**RECORDS SHOWN**.
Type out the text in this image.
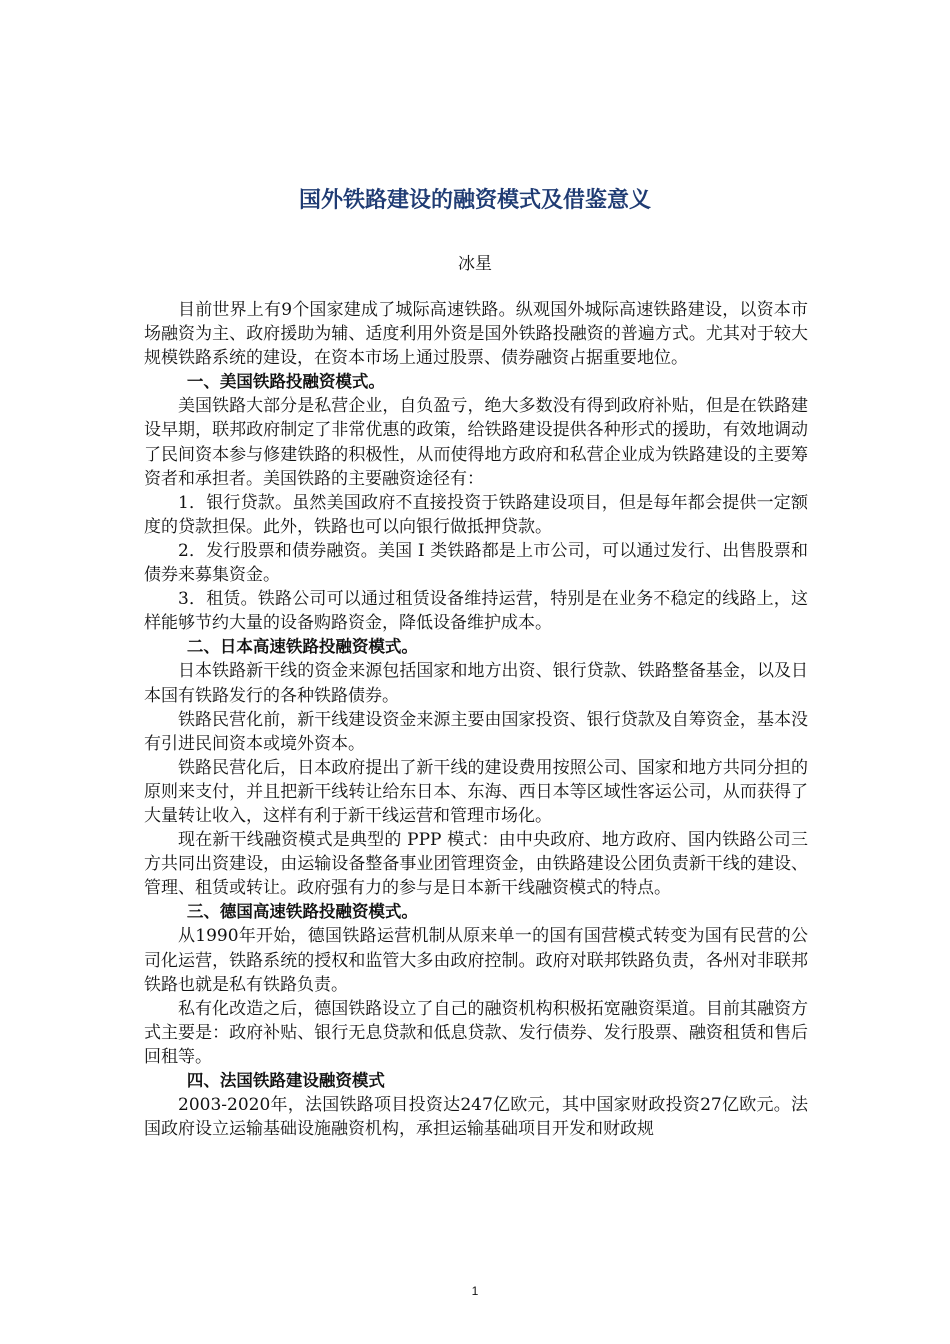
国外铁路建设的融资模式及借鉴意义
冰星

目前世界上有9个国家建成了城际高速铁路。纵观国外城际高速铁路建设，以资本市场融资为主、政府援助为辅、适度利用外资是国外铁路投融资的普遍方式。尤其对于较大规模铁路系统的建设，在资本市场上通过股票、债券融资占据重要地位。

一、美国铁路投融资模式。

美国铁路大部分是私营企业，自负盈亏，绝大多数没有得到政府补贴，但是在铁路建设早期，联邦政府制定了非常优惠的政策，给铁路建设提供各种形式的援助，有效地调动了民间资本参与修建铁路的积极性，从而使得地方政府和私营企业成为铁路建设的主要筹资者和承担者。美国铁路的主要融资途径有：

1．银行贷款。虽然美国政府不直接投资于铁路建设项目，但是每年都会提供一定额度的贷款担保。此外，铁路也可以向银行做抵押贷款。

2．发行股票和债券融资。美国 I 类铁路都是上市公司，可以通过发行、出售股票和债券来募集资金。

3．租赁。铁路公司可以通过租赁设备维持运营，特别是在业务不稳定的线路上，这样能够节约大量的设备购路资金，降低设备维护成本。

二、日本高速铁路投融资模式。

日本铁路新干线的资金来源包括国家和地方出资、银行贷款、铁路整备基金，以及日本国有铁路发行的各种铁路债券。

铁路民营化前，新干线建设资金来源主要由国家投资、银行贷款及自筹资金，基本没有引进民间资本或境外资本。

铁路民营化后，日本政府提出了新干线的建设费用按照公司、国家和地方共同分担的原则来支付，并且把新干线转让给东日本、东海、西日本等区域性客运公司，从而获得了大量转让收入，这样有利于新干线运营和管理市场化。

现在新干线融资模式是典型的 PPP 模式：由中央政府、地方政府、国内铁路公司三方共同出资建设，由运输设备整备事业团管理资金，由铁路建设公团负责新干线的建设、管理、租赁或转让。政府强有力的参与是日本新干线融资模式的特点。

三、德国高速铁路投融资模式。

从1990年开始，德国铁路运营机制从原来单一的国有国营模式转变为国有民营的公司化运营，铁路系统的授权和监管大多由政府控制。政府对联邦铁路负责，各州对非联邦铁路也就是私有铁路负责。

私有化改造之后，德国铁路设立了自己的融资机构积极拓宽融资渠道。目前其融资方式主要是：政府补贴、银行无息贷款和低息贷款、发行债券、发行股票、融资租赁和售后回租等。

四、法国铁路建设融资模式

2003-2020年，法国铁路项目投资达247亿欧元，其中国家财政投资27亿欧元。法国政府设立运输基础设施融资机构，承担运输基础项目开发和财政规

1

**EXERCISE AIM**. Reproduce the full listing above verbatim, with no pictures included.

**ANSWER TO THE TASK**.
Type out the text in this image.
国外铁路建设的融资模式及借鉴意义
冰星

目前世界上有9个国家建成了城际高速铁路。纵观国外城际高速铁路建设，以资本市场融资为主、政府援助为辅、适度利用外资是国外铁路投融资的普遍方式。尤其对于较大规模铁路系统的建设，在资本市场上通过股票、债券融资占据重要地位。

一、美国铁路投融资模式。

美国铁路大部分是私营企业，自负盈亏，绝大多数没有得到政府补贴，但是在铁路建设早期，联邦政府制定了非常优惠的政策，给铁路建设提供各种形式的援助，有效地调动了民间资本参与修建铁路的积极性，从而使得地方政府和私营企业成为铁路建设的主要筹资者和承担者。美国铁路的主要融资途径有：

1．银行贷款。虽然美国政府不直接投资于铁路建设项目，但是每年都会提供一定额度的贷款担保。此外，铁路也可以向银行做抵押贷款。

2．发行股票和债券融资。美国 I 类铁路都是上市公司，可以通过发行、出售股票和债券来募集资金。

3．租赁。铁路公司可以通过租赁设备维持运营，特别是在业务不稳定的线路上，这样能够节约大量的设备购路资金，降低设备维护成本。

二、日本高速铁路投融资模式。

日本铁路新干线的资金来源包括国家和地方出资、银行贷款、铁路整备基金，以及日本国有铁路发行的各种铁路债券。

铁路民营化前，新干线建设资金来源主要由国家投资、银行贷款及自筹资金，基本没有引进民间资本或境外资本。

铁路民营化后，日本政府提出了新干线的建设费用按照公司、国家和地方共同分担的原则来支付，并且把新干线转让给东日本、东海、西日本等区域性客运公司，从而获得了大量转让收入，这样有利于新干线运营和管理市场化。

现在新干线融资模式是典型的 PPP 模式：由中央政府、地方政府、国内铁路公司三方共同出资建设，由运输设备整备事业团管理资金，由铁路建设公团负责新干线的建设、管理、租赁或转让。政府强有力的参与是日本新干线融资模式的特点。

三、德国高速铁路投融资模式。

从1990年开始，德国铁路运营机制从原来单一的国有国营模式转变为国有民营的公司化运营，铁路系统的授权和监管大多由政府控制。政府对联邦铁路负责，各州对非联邦铁路也就是私有铁路负责。

私有化改造之后，德国铁路设立了自己的融资机构积极拓宽融资渠道。目前其融资方式主要是：政府补贴、银行无息贷款和低息贷款、发行债券、发行股票、融资租赁和售后回租等。

四、法国铁路建设融资模式

2003-2020年，法国铁路项目投资达247亿欧元，其中国家财政投资27亿欧元。法国政府设立运输基础设施融资机构，承担运输基础项目开发和财政规

1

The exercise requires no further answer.